> Task to carry out: Print out every line, exactly as written.

> Exercise inputs:

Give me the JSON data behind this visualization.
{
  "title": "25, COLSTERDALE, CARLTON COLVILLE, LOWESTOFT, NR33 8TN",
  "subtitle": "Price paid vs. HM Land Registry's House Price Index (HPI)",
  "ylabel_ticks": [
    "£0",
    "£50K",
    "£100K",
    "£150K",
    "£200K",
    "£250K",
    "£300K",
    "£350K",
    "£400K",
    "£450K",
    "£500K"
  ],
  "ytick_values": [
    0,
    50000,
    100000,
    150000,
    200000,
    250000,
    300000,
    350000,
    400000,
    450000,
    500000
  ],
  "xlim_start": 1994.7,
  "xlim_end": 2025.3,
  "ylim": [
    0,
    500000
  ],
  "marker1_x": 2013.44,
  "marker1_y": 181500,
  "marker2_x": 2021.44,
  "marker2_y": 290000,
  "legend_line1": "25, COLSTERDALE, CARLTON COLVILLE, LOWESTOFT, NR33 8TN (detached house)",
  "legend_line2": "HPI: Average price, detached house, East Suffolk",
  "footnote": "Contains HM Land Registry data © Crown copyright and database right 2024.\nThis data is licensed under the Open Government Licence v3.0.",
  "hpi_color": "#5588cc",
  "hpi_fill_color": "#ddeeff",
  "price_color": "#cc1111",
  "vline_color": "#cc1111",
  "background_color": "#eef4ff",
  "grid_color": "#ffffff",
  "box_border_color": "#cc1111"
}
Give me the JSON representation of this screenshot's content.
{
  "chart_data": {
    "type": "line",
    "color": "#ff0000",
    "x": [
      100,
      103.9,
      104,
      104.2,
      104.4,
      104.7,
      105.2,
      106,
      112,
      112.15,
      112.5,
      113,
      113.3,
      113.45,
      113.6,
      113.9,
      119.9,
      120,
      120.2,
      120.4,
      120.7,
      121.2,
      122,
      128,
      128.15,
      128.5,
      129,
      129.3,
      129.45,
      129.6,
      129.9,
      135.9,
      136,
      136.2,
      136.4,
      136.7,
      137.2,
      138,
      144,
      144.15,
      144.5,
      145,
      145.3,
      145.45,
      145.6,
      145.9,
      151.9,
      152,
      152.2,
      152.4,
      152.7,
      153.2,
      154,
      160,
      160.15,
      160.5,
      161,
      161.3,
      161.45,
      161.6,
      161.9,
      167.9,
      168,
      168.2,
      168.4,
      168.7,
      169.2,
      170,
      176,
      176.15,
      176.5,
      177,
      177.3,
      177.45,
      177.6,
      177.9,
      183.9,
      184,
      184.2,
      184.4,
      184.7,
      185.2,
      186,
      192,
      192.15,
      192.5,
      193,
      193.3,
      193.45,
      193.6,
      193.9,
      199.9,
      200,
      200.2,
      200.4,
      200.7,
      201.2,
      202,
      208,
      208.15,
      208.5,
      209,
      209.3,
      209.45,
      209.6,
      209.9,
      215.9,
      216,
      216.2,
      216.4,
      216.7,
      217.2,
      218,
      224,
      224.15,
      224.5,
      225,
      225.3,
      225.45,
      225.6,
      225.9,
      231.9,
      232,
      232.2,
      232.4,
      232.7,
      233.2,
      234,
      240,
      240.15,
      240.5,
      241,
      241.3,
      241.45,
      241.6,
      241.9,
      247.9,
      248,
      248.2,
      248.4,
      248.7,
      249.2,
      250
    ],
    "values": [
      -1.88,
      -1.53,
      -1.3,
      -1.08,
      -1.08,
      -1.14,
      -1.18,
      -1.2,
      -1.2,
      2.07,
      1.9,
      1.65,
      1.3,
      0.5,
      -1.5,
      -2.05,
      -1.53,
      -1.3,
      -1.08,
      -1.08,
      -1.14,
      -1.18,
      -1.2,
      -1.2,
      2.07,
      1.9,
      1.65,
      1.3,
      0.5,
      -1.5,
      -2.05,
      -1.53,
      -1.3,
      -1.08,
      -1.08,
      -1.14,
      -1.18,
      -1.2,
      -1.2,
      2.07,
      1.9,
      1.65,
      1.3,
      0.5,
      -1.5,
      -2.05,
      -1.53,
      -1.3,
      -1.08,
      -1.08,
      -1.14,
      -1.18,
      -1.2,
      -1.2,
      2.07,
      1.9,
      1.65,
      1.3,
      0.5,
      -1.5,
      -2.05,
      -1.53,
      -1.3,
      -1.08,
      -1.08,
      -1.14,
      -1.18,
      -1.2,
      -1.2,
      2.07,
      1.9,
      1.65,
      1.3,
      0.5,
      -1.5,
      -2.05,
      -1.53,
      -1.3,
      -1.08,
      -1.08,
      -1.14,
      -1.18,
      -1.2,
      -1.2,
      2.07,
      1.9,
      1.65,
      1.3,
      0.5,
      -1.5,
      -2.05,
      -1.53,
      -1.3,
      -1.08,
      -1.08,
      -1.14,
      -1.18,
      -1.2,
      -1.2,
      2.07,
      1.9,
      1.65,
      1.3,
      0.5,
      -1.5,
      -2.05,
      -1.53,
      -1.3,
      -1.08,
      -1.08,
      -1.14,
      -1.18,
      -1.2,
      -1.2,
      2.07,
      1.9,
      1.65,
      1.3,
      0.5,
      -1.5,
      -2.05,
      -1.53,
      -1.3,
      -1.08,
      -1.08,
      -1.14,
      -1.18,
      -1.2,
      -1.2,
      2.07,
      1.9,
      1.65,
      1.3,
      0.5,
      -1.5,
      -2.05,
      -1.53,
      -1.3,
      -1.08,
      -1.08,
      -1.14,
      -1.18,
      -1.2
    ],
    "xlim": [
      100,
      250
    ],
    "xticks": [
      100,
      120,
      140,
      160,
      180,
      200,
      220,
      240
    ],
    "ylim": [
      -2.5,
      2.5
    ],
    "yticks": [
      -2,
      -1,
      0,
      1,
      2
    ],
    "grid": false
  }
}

> Written solution:
Give me the JSON data behind this visualization.
{
  "title": "25, COLSTERDALE, CARLTON COLVILLE, LOWESTOFT, NR33 8TN",
  "subtitle": "Price paid vs. HM Land Registry's House Price Index (HPI)",
  "ylabel_ticks": [
    "£0",
    "£50K",
    "£100K",
    "£150K",
    "£200K",
    "£250K",
    "£300K",
    "£350K",
    "£400K",
    "£450K",
    "£500K"
  ],
  "ytick_values": [
    0,
    50000,
    100000,
    150000,
    200000,
    250000,
    300000,
    350000,
    400000,
    450000,
    500000
  ],
  "xlim_start": 1994.7,
  "xlim_end": 2025.3,
  "ylim": [
    0,
    500000
  ],
  "marker1_x": 2013.44,
  "marker1_y": 181500,
  "marker2_x": 2021.44,
  "marker2_y": 290000,
  "legend_line1": "25, COLSTERDALE, CARLTON COLVILLE, LOWESTOFT, NR33 8TN (detached house)",
  "legend_line2": "HPI: Average price, detached house, East Suffolk",
  "footnote": "Contains HM Land Registry data © Crown copyright and database right 2024.\nThis data is licensed under the Open Government Licence v3.0.",
  "hpi_color": "#5588cc",
  "hpi_fill_color": "#ddeeff",
  "price_color": "#cc1111",
  "vline_color": "#cc1111",
  "background_color": "#eef4ff",
  "grid_color": "#ffffff",
  "box_border_color": "#cc1111"
}
Give me the JSON representation of this screenshot's content.
{
  "chart_data": {
    "type": "line",
    "color": "#ff0000",
    "x": [
      100,
      103.9,
      104,
      104.2,
      104.4,
      104.7,
      105.2,
      106,
      112,
      112.15,
      112.5,
      113,
      113.3,
      113.45,
      113.6,
      113.9,
      119.9,
      120,
      120.2,
      120.4,
      120.7,
      121.2,
      122,
      128,
      128.15,
      128.5,
      129,
      129.3,
      129.45,
      129.6,
      129.9,
      135.9,
      136,
      136.2,
      136.4,
      136.7,
      137.2,
      138,
      144,
      144.15,
      144.5,
      145,
      145.3,
      145.45,
      145.6,
      145.9,
      151.9,
      152,
      152.2,
      152.4,
      152.7,
      153.2,
      154,
      160,
      160.15,
      160.5,
      161,
      161.3,
      161.45,
      161.6,
      161.9,
      167.9,
      168,
      168.2,
      168.4,
      168.7,
      169.2,
      170,
      176,
      176.15,
      176.5,
      177,
      177.3,
      177.45,
      177.6,
      177.9,
      183.9,
      184,
      184.2,
      184.4,
      184.7,
      185.2,
      186,
      192,
      192.15,
      192.5,
      193,
      193.3,
      193.45,
      193.6,
      193.9,
      199.9,
      200,
      200.2,
      200.4,
      200.7,
      201.2,
      202,
      208,
      208.15,
      208.5,
      209,
      209.3,
      209.45,
      209.6,
      209.9,
      215.9,
      216,
      216.2,
      216.4,
      216.7,
      217.2,
      218,
      224,
      224.15,
      224.5,
      225,
      225.3,
      225.45,
      225.6,
      225.9,
      231.9,
      232,
      232.2,
      232.4,
      232.7,
      233.2,
      234,
      240,
      240.15,
      240.5,
      241,
      241.3,
      241.45,
      241.6,
      241.9,
      247.9,
      248,
      248.2,
      248.4,
      248.7,
      249.2,
      250
    ],
    "values": [
      -1.88,
      -1.53,
      -1.3,
      -1.08,
      -1.08,
      -1.14,
      -1.18,
      -1.2,
      -1.2,
      2.07,
      1.9,
      1.65,
      1.3,
      0.5,
      -1.5,
      -2.05,
      -1.53,
      -1.3,
      -1.08,
      -1.08,
      -1.14,
      -1.18,
      -1.2,
      -1.2,
      2.07,
      1.9,
      1.65,
      1.3,
      0.5,
      -1.5,
      -2.05,
      -1.53,
      -1.3,
      -1.08,
      -1.08,
      -1.14,
      -1.18,
      -1.2,
      -1.2,
      2.07,
      1.9,
      1.65,
      1.3,
      0.5,
      -1.5,
      -2.05,
      -1.53,
      -1.3,
      -1.08,
      -1.08,
      -1.14,
      -1.18,
      -1.2,
      -1.2,
      2.07,
      1.9,
      1.65,
      1.3,
      0.5,
      -1.5,
      -2.05,
      -1.53,
      -1.3,
      -1.08,
      -1.08,
      -1.14,
      -1.18,
      -1.2,
      -1.2,
      2.07,
      1.9,
      1.65,
      1.3,
      0.5,
      -1.5,
      -2.05,
      -1.53,
      -1.3,
      -1.08,
      -1.08,
      -1.14,
      -1.18,
      -1.2,
      -1.2,
      2.07,
      1.9,
      1.65,
      1.3,
      0.5,
      -1.5,
      -2.05,
      -1.53,
      -1.3,
      -1.08,
      -1.08,
      -1.14,
      -1.18,
      -1.2,
      -1.2,
      2.07,
      1.9,
      1.65,
      1.3,
      0.5,
      -1.5,
      -2.05,
      -1.53,
      -1.3,
      -1.08,
      -1.08,
      -1.14,
      -1.18,
      -1.2,
      -1.2,
      2.07,
      1.9,
      1.65,
      1.3,
      0.5,
      -1.5,
      -2.05,
      -1.53,
      -1.3,
      -1.08,
      -1.08,
      -1.14,
      -1.18,
      -1.2,
      -1.2,
      2.07,
      1.9,
      1.65,
      1.3,
      0.5,
      -1.5,
      -2.05,
      -1.53,
      -1.3,
      -1.08,
      -1.08,
      -1.14,
      -1.18,
      -1.2
    ],
    "xlim": [
      100,
      250
    ],
    "xticks": [
      100,
      120,
      140,
      160,
      180,
      200,
      220,
      240
    ],
    "ylim": [
      -2.5,
      2.5
    ],
    "yticks": [
      -2,
      -1,
      0,
      1,
      2
    ],
    "grid": false
  }
}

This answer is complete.